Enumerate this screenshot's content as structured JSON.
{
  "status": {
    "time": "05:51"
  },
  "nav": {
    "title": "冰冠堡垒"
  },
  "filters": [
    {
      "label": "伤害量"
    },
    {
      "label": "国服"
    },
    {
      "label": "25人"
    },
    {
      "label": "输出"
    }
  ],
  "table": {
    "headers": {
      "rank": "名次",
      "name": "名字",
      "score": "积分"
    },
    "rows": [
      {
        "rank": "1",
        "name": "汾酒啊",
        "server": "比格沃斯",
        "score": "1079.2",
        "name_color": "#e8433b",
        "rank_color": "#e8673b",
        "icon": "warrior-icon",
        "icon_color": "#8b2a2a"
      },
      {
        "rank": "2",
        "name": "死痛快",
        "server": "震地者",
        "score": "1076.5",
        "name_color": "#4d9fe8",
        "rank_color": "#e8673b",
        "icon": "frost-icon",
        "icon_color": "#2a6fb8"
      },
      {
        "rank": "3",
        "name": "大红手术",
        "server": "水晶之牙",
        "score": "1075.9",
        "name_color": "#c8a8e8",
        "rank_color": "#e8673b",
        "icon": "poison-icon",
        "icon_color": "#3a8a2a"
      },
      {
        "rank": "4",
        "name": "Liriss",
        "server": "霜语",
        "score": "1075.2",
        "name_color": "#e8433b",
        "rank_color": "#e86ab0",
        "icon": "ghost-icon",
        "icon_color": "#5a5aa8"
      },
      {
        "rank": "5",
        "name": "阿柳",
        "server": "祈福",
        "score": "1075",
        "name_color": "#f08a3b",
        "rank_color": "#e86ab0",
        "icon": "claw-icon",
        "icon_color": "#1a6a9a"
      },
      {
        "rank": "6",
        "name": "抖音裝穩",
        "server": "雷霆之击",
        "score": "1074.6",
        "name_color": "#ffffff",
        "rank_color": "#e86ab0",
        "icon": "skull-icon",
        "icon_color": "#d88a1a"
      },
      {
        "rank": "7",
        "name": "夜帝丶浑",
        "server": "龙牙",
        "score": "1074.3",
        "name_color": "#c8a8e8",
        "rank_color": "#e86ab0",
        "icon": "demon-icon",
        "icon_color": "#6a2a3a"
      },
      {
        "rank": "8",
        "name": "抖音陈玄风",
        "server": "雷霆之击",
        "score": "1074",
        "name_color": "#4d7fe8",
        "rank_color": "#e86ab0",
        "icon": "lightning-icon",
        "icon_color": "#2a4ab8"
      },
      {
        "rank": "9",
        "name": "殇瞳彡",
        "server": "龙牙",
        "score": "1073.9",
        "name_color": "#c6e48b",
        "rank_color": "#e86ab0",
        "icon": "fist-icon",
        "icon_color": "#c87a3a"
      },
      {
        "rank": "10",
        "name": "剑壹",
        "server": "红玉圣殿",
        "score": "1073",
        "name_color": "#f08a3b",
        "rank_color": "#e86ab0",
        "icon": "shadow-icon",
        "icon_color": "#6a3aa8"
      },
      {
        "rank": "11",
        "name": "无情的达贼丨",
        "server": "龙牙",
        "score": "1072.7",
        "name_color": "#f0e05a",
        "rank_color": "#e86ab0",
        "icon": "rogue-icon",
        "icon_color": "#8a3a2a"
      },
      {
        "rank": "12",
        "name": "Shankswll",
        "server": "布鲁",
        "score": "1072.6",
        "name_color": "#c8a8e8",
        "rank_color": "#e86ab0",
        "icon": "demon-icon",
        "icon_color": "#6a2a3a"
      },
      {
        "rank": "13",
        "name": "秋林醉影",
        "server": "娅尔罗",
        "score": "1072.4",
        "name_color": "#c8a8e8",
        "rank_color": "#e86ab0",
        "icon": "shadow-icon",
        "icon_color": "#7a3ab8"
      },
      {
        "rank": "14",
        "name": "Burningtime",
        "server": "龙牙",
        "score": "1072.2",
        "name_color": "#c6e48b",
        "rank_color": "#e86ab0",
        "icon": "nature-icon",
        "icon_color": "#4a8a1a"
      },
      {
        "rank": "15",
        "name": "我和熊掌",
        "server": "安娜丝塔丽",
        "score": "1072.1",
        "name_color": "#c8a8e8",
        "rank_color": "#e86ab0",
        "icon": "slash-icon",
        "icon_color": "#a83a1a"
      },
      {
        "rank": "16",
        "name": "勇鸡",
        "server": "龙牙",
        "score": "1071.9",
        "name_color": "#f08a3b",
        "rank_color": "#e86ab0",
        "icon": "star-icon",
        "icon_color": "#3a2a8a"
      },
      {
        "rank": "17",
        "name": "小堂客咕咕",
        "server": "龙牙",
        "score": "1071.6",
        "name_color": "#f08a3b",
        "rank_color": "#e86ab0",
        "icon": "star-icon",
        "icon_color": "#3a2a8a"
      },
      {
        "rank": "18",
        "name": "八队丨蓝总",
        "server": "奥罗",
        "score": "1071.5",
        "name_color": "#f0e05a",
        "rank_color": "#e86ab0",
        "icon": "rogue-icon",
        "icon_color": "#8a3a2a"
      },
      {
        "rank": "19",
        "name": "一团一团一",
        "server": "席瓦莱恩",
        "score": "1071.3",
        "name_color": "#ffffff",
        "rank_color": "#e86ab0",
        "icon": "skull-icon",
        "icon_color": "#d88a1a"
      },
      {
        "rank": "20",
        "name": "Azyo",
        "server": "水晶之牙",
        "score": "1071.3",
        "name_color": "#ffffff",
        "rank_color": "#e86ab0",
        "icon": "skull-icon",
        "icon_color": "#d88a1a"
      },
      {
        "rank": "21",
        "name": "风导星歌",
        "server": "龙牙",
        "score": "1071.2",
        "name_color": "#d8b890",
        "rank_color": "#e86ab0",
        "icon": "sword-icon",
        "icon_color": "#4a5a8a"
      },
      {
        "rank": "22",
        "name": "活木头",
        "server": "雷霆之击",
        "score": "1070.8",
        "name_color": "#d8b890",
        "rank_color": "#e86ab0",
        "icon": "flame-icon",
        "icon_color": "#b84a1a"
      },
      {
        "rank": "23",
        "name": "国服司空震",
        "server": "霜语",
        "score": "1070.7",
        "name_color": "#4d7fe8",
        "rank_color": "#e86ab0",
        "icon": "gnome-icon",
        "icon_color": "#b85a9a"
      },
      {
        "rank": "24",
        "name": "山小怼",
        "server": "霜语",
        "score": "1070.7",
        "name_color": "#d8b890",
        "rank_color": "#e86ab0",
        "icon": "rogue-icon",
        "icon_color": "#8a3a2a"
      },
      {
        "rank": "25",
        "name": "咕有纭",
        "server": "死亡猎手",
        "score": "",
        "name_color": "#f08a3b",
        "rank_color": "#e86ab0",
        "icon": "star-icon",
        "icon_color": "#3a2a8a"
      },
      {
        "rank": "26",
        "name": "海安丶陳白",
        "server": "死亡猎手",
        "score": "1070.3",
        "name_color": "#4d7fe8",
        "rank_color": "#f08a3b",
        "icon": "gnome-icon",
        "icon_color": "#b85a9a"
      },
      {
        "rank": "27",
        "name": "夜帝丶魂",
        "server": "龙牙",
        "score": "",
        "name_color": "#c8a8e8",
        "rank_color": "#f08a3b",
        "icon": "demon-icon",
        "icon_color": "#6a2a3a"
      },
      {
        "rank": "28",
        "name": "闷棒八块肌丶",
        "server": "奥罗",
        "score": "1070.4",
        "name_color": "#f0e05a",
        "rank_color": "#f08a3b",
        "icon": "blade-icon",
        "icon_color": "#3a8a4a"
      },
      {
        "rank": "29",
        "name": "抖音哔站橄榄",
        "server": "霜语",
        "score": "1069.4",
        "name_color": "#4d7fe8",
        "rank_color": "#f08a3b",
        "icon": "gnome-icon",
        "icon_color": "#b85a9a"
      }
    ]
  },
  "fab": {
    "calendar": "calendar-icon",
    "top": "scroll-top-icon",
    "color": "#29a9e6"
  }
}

* **Objective**
Every entry should be output exactly as written, please.

* **Right answer**
Enumerate this screenshot's content as structured JSON.
{
  "status": {
    "time": "05:51"
  },
  "nav": {
    "title": "冰冠堡垒"
  },
  "filters": [
    {
      "label": "伤害量"
    },
    {
      "label": "国服"
    },
    {
      "label": "25人"
    },
    {
      "label": "输出"
    }
  ],
  "table": {
    "headers": {
      "rank": "名次",
      "name": "名字",
      "score": "积分"
    },
    "rows": [
      {
        "rank": "1",
        "name": "汾酒啊",
        "server": "比格沃斯",
        "score": "1079.2",
        "name_color": "#e8433b",
        "rank_color": "#e8673b",
        "icon": "warrior-icon",
        "icon_color": "#8b2a2a"
      },
      {
        "rank": "2",
        "name": "死痛快",
        "server": "震地者",
        "score": "1076.5",
        "name_color": "#4d9fe8",
        "rank_color": "#e8673b",
        "icon": "frost-icon",
        "icon_color": "#2a6fb8"
      },
      {
        "rank": "3",
        "name": "大红手术",
        "server": "水晶之牙",
        "score": "1075.9",
        "name_color": "#c8a8e8",
        "rank_color": "#e8673b",
        "icon": "poison-icon",
        "icon_color": "#3a8a2a"
      },
      {
        "rank": "4",
        "name": "Liriss",
        "server": "霜语",
        "score": "1075.2",
        "name_color": "#e8433b",
        "rank_color": "#e86ab0",
        "icon": "ghost-icon",
        "icon_color": "#5a5aa8"
      },
      {
        "rank": "5",
        "name": "阿柳",
        "server": "祈福",
        "score": "1075",
        "name_color": "#f08a3b",
        "rank_color": "#e86ab0",
        "icon": "claw-icon",
        "icon_color": "#1a6a9a"
      },
      {
        "rank": "6",
        "name": "抖音裝穩",
        "server": "雷霆之击",
        "score": "1074.6",
        "name_color": "#ffffff",
        "rank_color": "#e86ab0",
        "icon": "skull-icon",
        "icon_color": "#d88a1a"
      },
      {
        "rank": "7",
        "name": "夜帝丶浑",
        "server": "龙牙",
        "score": "1074.3",
        "name_color": "#c8a8e8",
        "rank_color": "#e86ab0",
        "icon": "demon-icon",
        "icon_color": "#6a2a3a"
      },
      {
        "rank": "8",
        "name": "抖音陈玄风",
        "server": "雷霆之击",
        "score": "1074",
        "name_color": "#4d7fe8",
        "rank_color": "#e86ab0",
        "icon": "lightning-icon",
        "icon_color": "#2a4ab8"
      },
      {
        "rank": "9",
        "name": "殇瞳彡",
        "server": "龙牙",
        "score": "1073.9",
        "name_color": "#c6e48b",
        "rank_color": "#e86ab0",
        "icon": "fist-icon",
        "icon_color": "#c87a3a"
      },
      {
        "rank": "10",
        "name": "剑壹",
        "server": "红玉圣殿",
        "score": "1073",
        "name_color": "#f08a3b",
        "rank_color": "#e86ab0",
        "icon": "shadow-icon",
        "icon_color": "#6a3aa8"
      },
      {
        "rank": "11",
        "name": "无情的达贼丨",
        "server": "龙牙",
        "score": "1072.7",
        "name_color": "#f0e05a",
        "rank_color": "#e86ab0",
        "icon": "rogue-icon",
        "icon_color": "#8a3a2a"
      },
      {
        "rank": "12",
        "name": "Shankswll",
        "server": "布鲁",
        "score": "1072.6",
        "name_color": "#c8a8e8",
        "rank_color": "#e86ab0",
        "icon": "demon-icon",
        "icon_color": "#6a2a3a"
      },
      {
        "rank": "13",
        "name": "秋林醉影",
        "server": "娅尔罗",
        "score": "1072.4",
        "name_color": "#c8a8e8",
        "rank_color": "#e86ab0",
        "icon": "shadow-icon",
        "icon_color": "#7a3ab8"
      },
      {
        "rank": "14",
        "name": "Burningtime",
        "server": "龙牙",
        "score": "1072.2",
        "name_color": "#c6e48b",
        "rank_color": "#e86ab0",
        "icon": "nature-icon",
        "icon_color": "#4a8a1a"
      },
      {
        "rank": "15",
        "name": "我和熊掌",
        "server": "安娜丝塔丽",
        "score": "1072.1",
        "name_color": "#c8a8e8",
        "rank_color": "#e86ab0",
        "icon": "slash-icon",
        "icon_color": "#a83a1a"
      },
      {
        "rank": "16",
        "name": "勇鸡",
        "server": "龙牙",
        "score": "1071.9",
        "name_color": "#f08a3b",
        "rank_color": "#e86ab0",
        "icon": "star-icon",
        "icon_color": "#3a2a8a"
      },
      {
        "rank": "17",
        "name": "小堂客咕咕",
        "server": "龙牙",
        "score": "1071.6",
        "name_color": "#f08a3b",
        "rank_color": "#e86ab0",
        "icon": "star-icon",
        "icon_color": "#3a2a8a"
      },
      {
        "rank": "18",
        "name": "八队丨蓝总",
        "server": "奥罗",
        "score": "1071.5",
        "name_color": "#f0e05a",
        "rank_color": "#e86ab0",
        "icon": "rogue-icon",
        "icon_color": "#8a3a2a"
      },
      {
        "rank": "19",
        "name": "一团一团一",
        "server": "席瓦莱恩",
        "score": "1071.3",
        "name_color": "#ffffff",
        "rank_color": "#e86ab0",
        "icon": "skull-icon",
        "icon_color": "#d88a1a"
      },
      {
        "rank": "20",
        "name": "Azyo",
        "server": "水晶之牙",
        "score": "1071.3",
        "name_color": "#ffffff",
        "rank_color": "#e86ab0",
        "icon": "skull-icon",
        "icon_color": "#d88a1a"
      },
      {
        "rank": "21",
        "name": "风导星歌",
        "server": "龙牙",
        "score": "1071.2",
        "name_color": "#d8b890",
        "rank_color": "#e86ab0",
        "icon": "sword-icon",
        "icon_color": "#4a5a8a"
      },
      {
        "rank": "22",
        "name": "活木头",
        "server": "雷霆之击",
        "score": "1070.8",
        "name_color": "#d8b890",
        "rank_color": "#e86ab0",
        "icon": "flame-icon",
        "icon_color": "#b84a1a"
      },
      {
        "rank": "23",
        "name": "国服司空震",
        "server": "霜语",
        "score": "1070.7",
        "name_color": "#4d7fe8",
        "rank_color": "#e86ab0",
        "icon": "gnome-icon",
        "icon_color": "#b85a9a"
      },
      {
        "rank": "24",
        "name": "山小怼",
        "server": "霜语",
        "score": "1070.7",
        "name_color": "#d8b890",
        "rank_color": "#e86ab0",
        "icon": "rogue-icon",
        "icon_color": "#8a3a2a"
      },
      {
        "rank": "25",
        "name": "咕有纭",
        "server": "死亡猎手",
        "score": "",
        "name_color": "#f08a3b",
        "rank_color": "#e86ab0",
        "icon": "star-icon",
        "icon_color": "#3a2a8a"
      },
      {
        "rank": "26",
        "name": "海安丶陳白",
        "server": "死亡猎手",
        "score": "1070.3",
        "name_color": "#4d7fe8",
        "rank_color": "#f08a3b",
        "icon": "gnome-icon",
        "icon_color": "#b85a9a"
      },
      {
        "rank": "27",
        "name": "夜帝丶魂",
        "server": "龙牙",
        "score": "",
        "name_color": "#c8a8e8",
        "rank_color": "#f08a3b",
        "icon": "demon-icon",
        "icon_color": "#6a2a3a"
      },
      {
        "rank": "28",
        "name": "闷棒八块肌丶",
        "server": "奥罗",
        "score": "1070.4",
        "name_color": "#f0e05a",
        "rank_color": "#f08a3b",
        "icon": "blade-icon",
        "icon_color": "#3a8a4a"
      },
      {
        "rank": "29",
        "name": "抖音哔站橄榄",
        "server": "霜语",
        "score": "1069.4",
        "name_color": "#4d7fe8",
        "rank_color": "#f08a3b",
        "icon": "gnome-icon",
        "icon_color": "#b85a9a"
      }
    ]
  },
  "fab": {
    "calendar": "calendar-icon",
    "top": "scroll-top-icon",
    "color": "#29a9e6"
  }
}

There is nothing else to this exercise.